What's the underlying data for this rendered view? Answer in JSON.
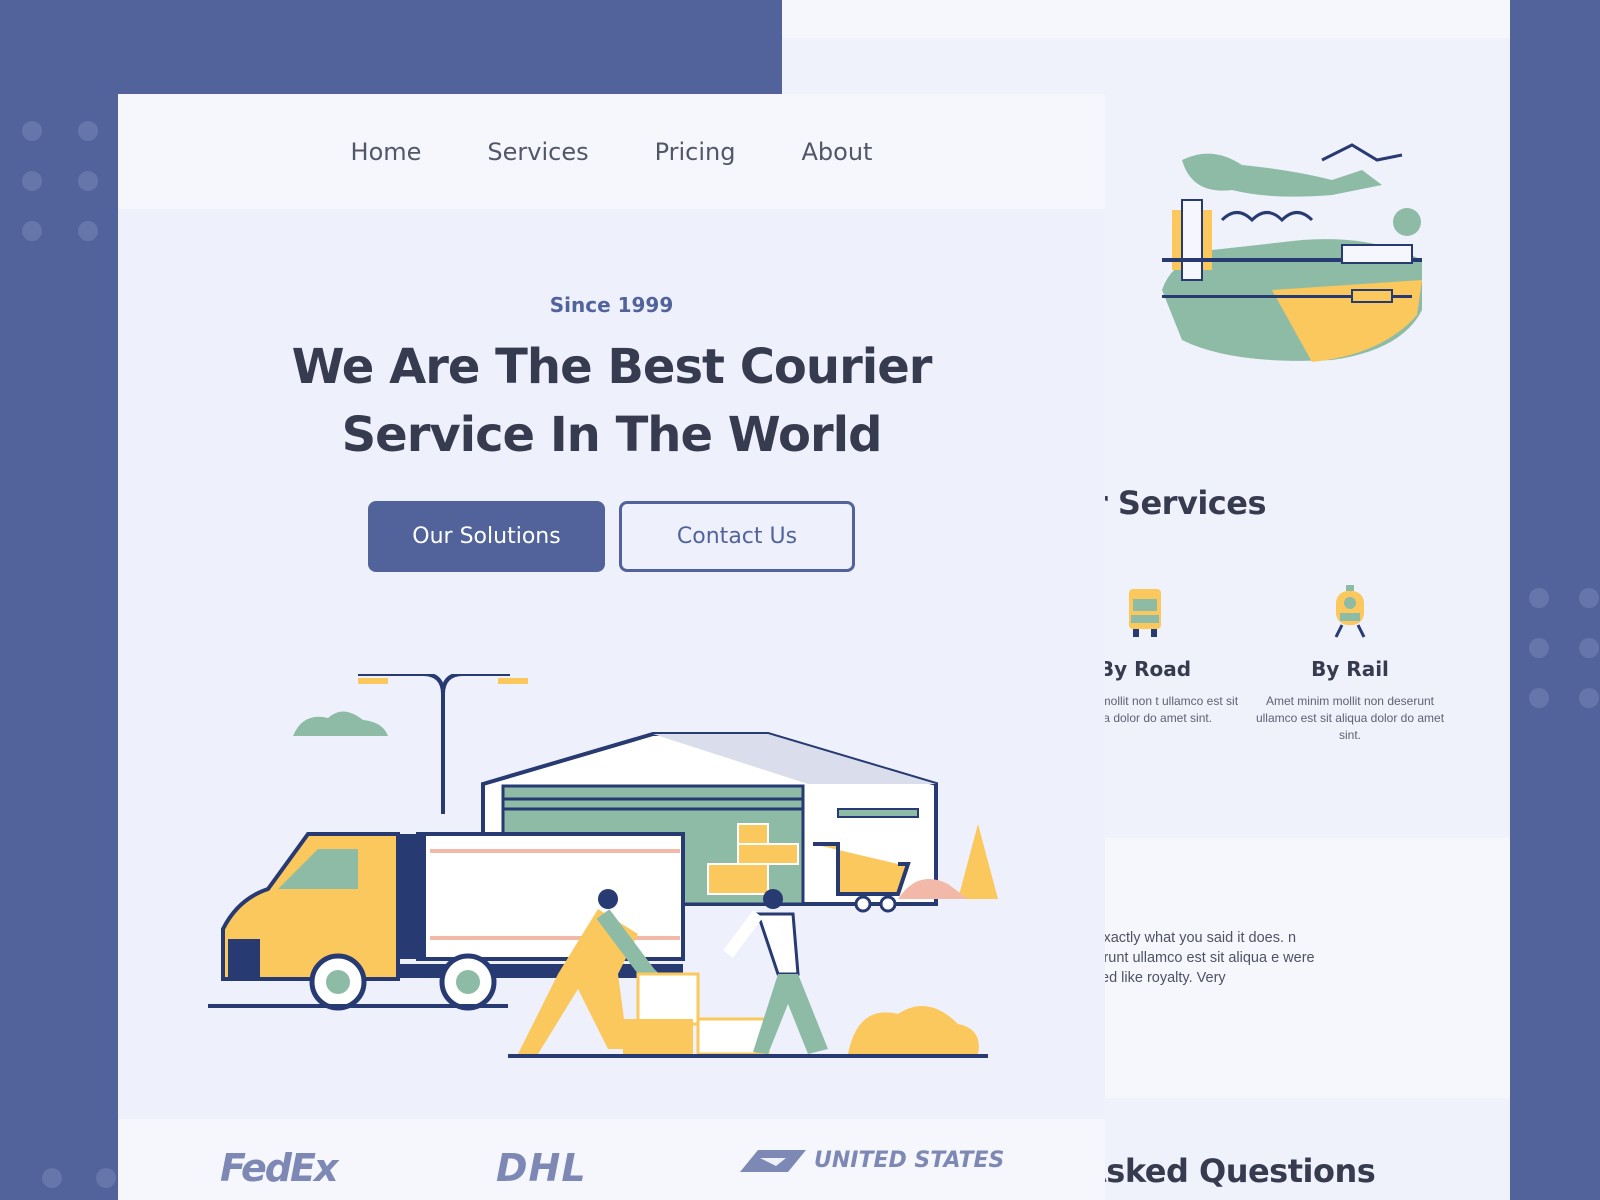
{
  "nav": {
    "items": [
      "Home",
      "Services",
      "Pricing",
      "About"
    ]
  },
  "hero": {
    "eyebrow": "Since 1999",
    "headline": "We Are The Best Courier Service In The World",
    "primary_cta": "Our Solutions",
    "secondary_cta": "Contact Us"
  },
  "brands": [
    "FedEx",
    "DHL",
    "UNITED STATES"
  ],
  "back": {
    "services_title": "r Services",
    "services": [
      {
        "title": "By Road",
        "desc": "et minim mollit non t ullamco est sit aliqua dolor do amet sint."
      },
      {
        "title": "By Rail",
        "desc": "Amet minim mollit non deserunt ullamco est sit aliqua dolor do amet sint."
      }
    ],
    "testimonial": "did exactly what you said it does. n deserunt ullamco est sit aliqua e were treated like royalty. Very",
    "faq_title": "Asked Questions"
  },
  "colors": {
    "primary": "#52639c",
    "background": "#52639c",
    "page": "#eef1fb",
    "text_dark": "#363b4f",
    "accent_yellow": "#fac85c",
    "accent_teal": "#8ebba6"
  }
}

AIM> Sift the material for lines with the string "dolor". Copy each one found.

TASK ANSWER>
        "desc": "et minim mollit non t ullamco est sit aliqua dolor do amet sint."
        "desc": "Amet minim mollit non deserunt ullamco est sit aliqua dolor do amet sint."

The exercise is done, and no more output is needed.